# [EXERCISE PROMPT]
Extract every entry word for word. Skip the pictures.

# [RECORD EXCERPTS]

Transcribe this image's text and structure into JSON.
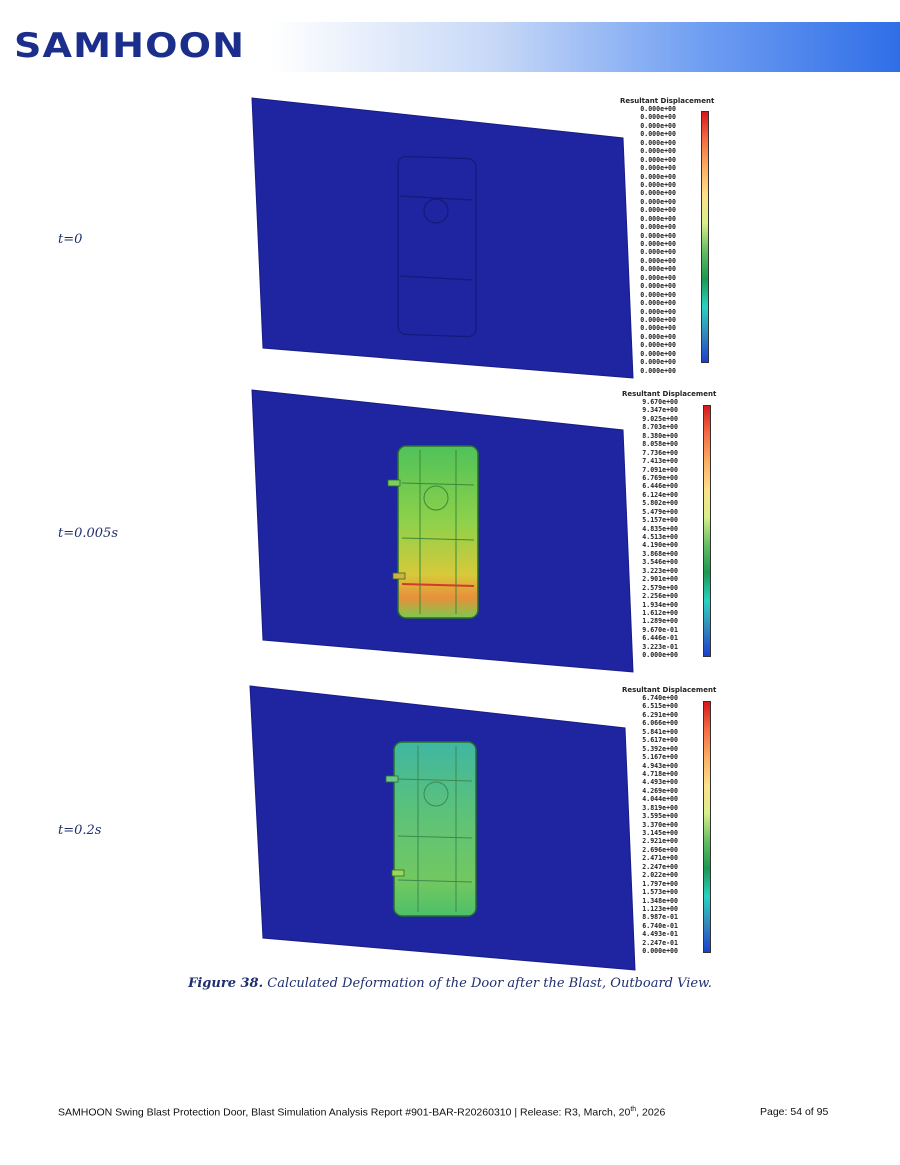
{
  "header": {
    "logo_text": "SAMHOON"
  },
  "panels": [
    {
      "time_label": "t=0",
      "legend_title": "Resultant Displacement",
      "legend_values": [
        "0.000e+00",
        "0.000e+00",
        "0.000e+00",
        "0.000e+00",
        "0.000e+00",
        "0.000e+00",
        "0.000e+00",
        "0.000e+00",
        "0.000e+00",
        "0.000e+00",
        "0.000e+00",
        "0.000e+00",
        "0.000e+00",
        "0.000e+00",
        "0.000e+00",
        "0.000e+00",
        "0.000e+00",
        "0.000e+00",
        "0.000e+00",
        "0.000e+00",
        "0.000e+00",
        "0.000e+00",
        "0.000e+00",
        "0.000e+00",
        "0.000e+00",
        "0.000e+00",
        "0.000e+00",
        "0.000e+00",
        "0.000e+00",
        "0.000e+00",
        "0.000e+00",
        "0.000e+00"
      ]
    },
    {
      "time_label": "t=0.005s",
      "legend_title": "Resultant Displacement",
      "legend_values": [
        "9.670e+00",
        "9.347e+00",
        "9.025e+00",
        "8.703e+00",
        "8.380e+00",
        "8.058e+00",
        "7.736e+00",
        "7.413e+00",
        "7.091e+00",
        "6.769e+00",
        "6.446e+00",
        "6.124e+00",
        "5.802e+00",
        "5.479e+00",
        "5.157e+00",
        "4.835e+00",
        "4.513e+00",
        "4.190e+00",
        "3.868e+00",
        "3.546e+00",
        "3.223e+00",
        "2.901e+00",
        "2.579e+00",
        "2.256e+00",
        "1.934e+00",
        "1.612e+00",
        "1.289e+00",
        "9.670e-01",
        "6.446e-01",
        "3.223e-01",
        "0.000e+00"
      ]
    },
    {
      "time_label": "t=0.2s",
      "legend_title": "Resultant Displacement",
      "legend_values": [
        "6.740e+00",
        "6.515e+00",
        "6.291e+00",
        "6.066e+00",
        "5.841e+00",
        "5.617e+00",
        "5.392e+00",
        "5.167e+00",
        "4.943e+00",
        "4.718e+00",
        "4.493e+00",
        "4.269e+00",
        "4.044e+00",
        "3.819e+00",
        "3.595e+00",
        "3.370e+00",
        "3.145e+00",
        "2.921e+00",
        "2.696e+00",
        "2.471e+00",
        "2.247e+00",
        "2.022e+00",
        "1.797e+00",
        "1.573e+00",
        "1.348e+00",
        "1.123e+00",
        "8.987e-01",
        "6.740e-01",
        "4.493e-01",
        "2.247e-01",
        "0.000e+00"
      ]
    }
  ],
  "caption": {
    "figure_label": "Figure 38.",
    "text": " Calculated Deformation of the Door after the Blast, Outboard View."
  },
  "footer": {
    "text_before_sup": "SAMHOON Swing Blast Protection Door, Blast Simulation Analysis Report #901-BAR-R20260310 | Release: R3, March, 20",
    "sup": "th",
    "text_after_sup": ", 2026",
    "page": "Page:  54 of 95"
  },
  "colors": {
    "plate": "#1f24a0",
    "plate_edge": "#171c86",
    "brand": "#1b2e8c",
    "text": "#1f2f6e"
  }
}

# [RESULT FOR THIS EXERCISE]
Transcribe this image's text and structure into JSON.
{
  "header": {
    "logo_text": "SAMHOON"
  },
  "panels": [
    {
      "time_label": "t=0",
      "legend_title": "Resultant Displacement",
      "legend_values": [
        "0.000e+00",
        "0.000e+00",
        "0.000e+00",
        "0.000e+00",
        "0.000e+00",
        "0.000e+00",
        "0.000e+00",
        "0.000e+00",
        "0.000e+00",
        "0.000e+00",
        "0.000e+00",
        "0.000e+00",
        "0.000e+00",
        "0.000e+00",
        "0.000e+00",
        "0.000e+00",
        "0.000e+00",
        "0.000e+00",
        "0.000e+00",
        "0.000e+00",
        "0.000e+00",
        "0.000e+00",
        "0.000e+00",
        "0.000e+00",
        "0.000e+00",
        "0.000e+00",
        "0.000e+00",
        "0.000e+00",
        "0.000e+00",
        "0.000e+00",
        "0.000e+00",
        "0.000e+00"
      ]
    },
    {
      "time_label": "t=0.005s",
      "legend_title": "Resultant Displacement",
      "legend_values": [
        "9.670e+00",
        "9.347e+00",
        "9.025e+00",
        "8.703e+00",
        "8.380e+00",
        "8.058e+00",
        "7.736e+00",
        "7.413e+00",
        "7.091e+00",
        "6.769e+00",
        "6.446e+00",
        "6.124e+00",
        "5.802e+00",
        "5.479e+00",
        "5.157e+00",
        "4.835e+00",
        "4.513e+00",
        "4.190e+00",
        "3.868e+00",
        "3.546e+00",
        "3.223e+00",
        "2.901e+00",
        "2.579e+00",
        "2.256e+00",
        "1.934e+00",
        "1.612e+00",
        "1.289e+00",
        "9.670e-01",
        "6.446e-01",
        "3.223e-01",
        "0.000e+00"
      ]
    },
    {
      "time_label": "t=0.2s",
      "legend_title": "Resultant Displacement",
      "legend_values": [
        "6.740e+00",
        "6.515e+00",
        "6.291e+00",
        "6.066e+00",
        "5.841e+00",
        "5.617e+00",
        "5.392e+00",
        "5.167e+00",
        "4.943e+00",
        "4.718e+00",
        "4.493e+00",
        "4.269e+00",
        "4.044e+00",
        "3.819e+00",
        "3.595e+00",
        "3.370e+00",
        "3.145e+00",
        "2.921e+00",
        "2.696e+00",
        "2.471e+00",
        "2.247e+00",
        "2.022e+00",
        "1.797e+00",
        "1.573e+00",
        "1.348e+00",
        "1.123e+00",
        "8.987e-01",
        "6.740e-01",
        "4.493e-01",
        "2.247e-01",
        "0.000e+00"
      ]
    }
  ],
  "caption": {
    "figure_label": "Figure 38.",
    "text": " Calculated Deformation of the Door after the Blast, Outboard View."
  },
  "footer": {
    "text_before_sup": "SAMHOON Swing Blast Protection Door, Blast Simulation Analysis Report #901-BAR-R20260310 | Release: R3, March, 20",
    "sup": "th",
    "text_after_sup": ", 2026",
    "page": "Page:  54 of 95"
  },
  "colors": {
    "plate": "#1f24a0",
    "plate_edge": "#171c86",
    "brand": "#1b2e8c",
    "text": "#1f2f6e"
  }
}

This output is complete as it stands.